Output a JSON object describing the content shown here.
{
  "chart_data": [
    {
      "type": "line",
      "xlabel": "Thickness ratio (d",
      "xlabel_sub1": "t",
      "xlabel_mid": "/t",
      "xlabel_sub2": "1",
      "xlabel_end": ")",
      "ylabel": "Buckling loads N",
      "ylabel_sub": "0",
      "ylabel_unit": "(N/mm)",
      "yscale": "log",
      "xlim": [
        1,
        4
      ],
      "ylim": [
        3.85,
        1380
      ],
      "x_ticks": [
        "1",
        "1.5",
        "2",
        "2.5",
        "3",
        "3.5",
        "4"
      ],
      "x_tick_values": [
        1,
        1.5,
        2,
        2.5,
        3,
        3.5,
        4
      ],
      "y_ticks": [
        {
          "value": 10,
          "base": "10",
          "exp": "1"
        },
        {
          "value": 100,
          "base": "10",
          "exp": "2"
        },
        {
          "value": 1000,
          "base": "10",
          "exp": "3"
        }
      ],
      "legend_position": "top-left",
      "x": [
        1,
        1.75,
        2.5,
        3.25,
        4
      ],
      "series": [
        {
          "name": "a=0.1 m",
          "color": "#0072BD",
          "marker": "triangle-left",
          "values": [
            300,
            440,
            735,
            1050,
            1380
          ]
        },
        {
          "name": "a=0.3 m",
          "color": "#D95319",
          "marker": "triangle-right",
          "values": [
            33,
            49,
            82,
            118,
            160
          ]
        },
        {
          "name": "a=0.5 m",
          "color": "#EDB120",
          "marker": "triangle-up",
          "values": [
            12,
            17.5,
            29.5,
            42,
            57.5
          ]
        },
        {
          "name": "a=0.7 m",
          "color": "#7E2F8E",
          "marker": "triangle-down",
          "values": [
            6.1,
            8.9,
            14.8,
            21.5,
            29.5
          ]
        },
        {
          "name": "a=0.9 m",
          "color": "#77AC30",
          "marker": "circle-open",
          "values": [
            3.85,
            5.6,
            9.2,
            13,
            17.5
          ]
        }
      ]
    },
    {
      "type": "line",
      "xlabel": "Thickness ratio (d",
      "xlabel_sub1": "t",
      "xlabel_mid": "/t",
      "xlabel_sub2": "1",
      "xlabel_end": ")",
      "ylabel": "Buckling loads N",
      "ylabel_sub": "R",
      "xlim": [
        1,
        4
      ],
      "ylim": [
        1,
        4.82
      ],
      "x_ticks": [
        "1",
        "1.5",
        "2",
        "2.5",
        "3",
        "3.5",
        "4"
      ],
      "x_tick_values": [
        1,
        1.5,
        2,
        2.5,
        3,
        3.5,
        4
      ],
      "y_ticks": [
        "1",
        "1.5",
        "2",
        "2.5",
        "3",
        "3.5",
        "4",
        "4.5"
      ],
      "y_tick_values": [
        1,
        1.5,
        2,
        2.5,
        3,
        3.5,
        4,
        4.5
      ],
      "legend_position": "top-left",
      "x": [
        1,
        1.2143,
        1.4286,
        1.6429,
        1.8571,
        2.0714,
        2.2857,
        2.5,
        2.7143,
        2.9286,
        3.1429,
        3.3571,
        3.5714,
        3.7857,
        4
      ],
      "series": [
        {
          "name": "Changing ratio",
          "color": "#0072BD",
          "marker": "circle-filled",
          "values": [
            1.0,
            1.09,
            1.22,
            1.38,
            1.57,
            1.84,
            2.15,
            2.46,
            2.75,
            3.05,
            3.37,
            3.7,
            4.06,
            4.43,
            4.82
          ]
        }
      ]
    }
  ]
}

* The request
Write the data back out verbatim.

* Problem solution
Output a JSON object describing the content shown here.
{
  "chart_data": [
    {
      "type": "line",
      "xlabel": "Thickness ratio (d",
      "xlabel_sub1": "t",
      "xlabel_mid": "/t",
      "xlabel_sub2": "1",
      "xlabel_end": ")",
      "ylabel": "Buckling loads N",
      "ylabel_sub": "0",
      "ylabel_unit": "(N/mm)",
      "yscale": "log",
      "xlim": [
        1,
        4
      ],
      "ylim": [
        3.85,
        1380
      ],
      "x_ticks": [
        "1",
        "1.5",
        "2",
        "2.5",
        "3",
        "3.5",
        "4"
      ],
      "x_tick_values": [
        1,
        1.5,
        2,
        2.5,
        3,
        3.5,
        4
      ],
      "y_ticks": [
        {
          "value": 10,
          "base": "10",
          "exp": "1"
        },
        {
          "value": 100,
          "base": "10",
          "exp": "2"
        },
        {
          "value": 1000,
          "base": "10",
          "exp": "3"
        }
      ],
      "legend_position": "top-left",
      "x": [
        1,
        1.75,
        2.5,
        3.25,
        4
      ],
      "series": [
        {
          "name": "a=0.1 m",
          "color": "#0072BD",
          "marker": "triangle-left",
          "values": [
            300,
            440,
            735,
            1050,
            1380
          ]
        },
        {
          "name": "a=0.3 m",
          "color": "#D95319",
          "marker": "triangle-right",
          "values": [
            33,
            49,
            82,
            118,
            160
          ]
        },
        {
          "name": "a=0.5 m",
          "color": "#EDB120",
          "marker": "triangle-up",
          "values": [
            12,
            17.5,
            29.5,
            42,
            57.5
          ]
        },
        {
          "name": "a=0.7 m",
          "color": "#7E2F8E",
          "marker": "triangle-down",
          "values": [
            6.1,
            8.9,
            14.8,
            21.5,
            29.5
          ]
        },
        {
          "name": "a=0.9 m",
          "color": "#77AC30",
          "marker": "circle-open",
          "values": [
            3.85,
            5.6,
            9.2,
            13,
            17.5
          ]
        }
      ]
    },
    {
      "type": "line",
      "xlabel": "Thickness ratio (d",
      "xlabel_sub1": "t",
      "xlabel_mid": "/t",
      "xlabel_sub2": "1",
      "xlabel_end": ")",
      "ylabel": "Buckling loads N",
      "ylabel_sub": "R",
      "xlim": [
        1,
        4
      ],
      "ylim": [
        1,
        4.82
      ],
      "x_ticks": [
        "1",
        "1.5",
        "2",
        "2.5",
        "3",
        "3.5",
        "4"
      ],
      "x_tick_values": [
        1,
        1.5,
        2,
        2.5,
        3,
        3.5,
        4
      ],
      "y_ticks": [
        "1",
        "1.5",
        "2",
        "2.5",
        "3",
        "3.5",
        "4",
        "4.5"
      ],
      "y_tick_values": [
        1,
        1.5,
        2,
        2.5,
        3,
        3.5,
        4,
        4.5
      ],
      "legend_position": "top-left",
      "x": [
        1,
        1.2143,
        1.4286,
        1.6429,
        1.8571,
        2.0714,
        2.2857,
        2.5,
        2.7143,
        2.9286,
        3.1429,
        3.3571,
        3.5714,
        3.7857,
        4
      ],
      "series": [
        {
          "name": "Changing ratio",
          "color": "#0072BD",
          "marker": "circle-filled",
          "values": [
            1.0,
            1.09,
            1.22,
            1.38,
            1.57,
            1.84,
            2.15,
            2.46,
            2.75,
            3.05,
            3.37,
            3.7,
            4.06,
            4.43,
            4.82
          ]
        }
      ]
    }
  ]
}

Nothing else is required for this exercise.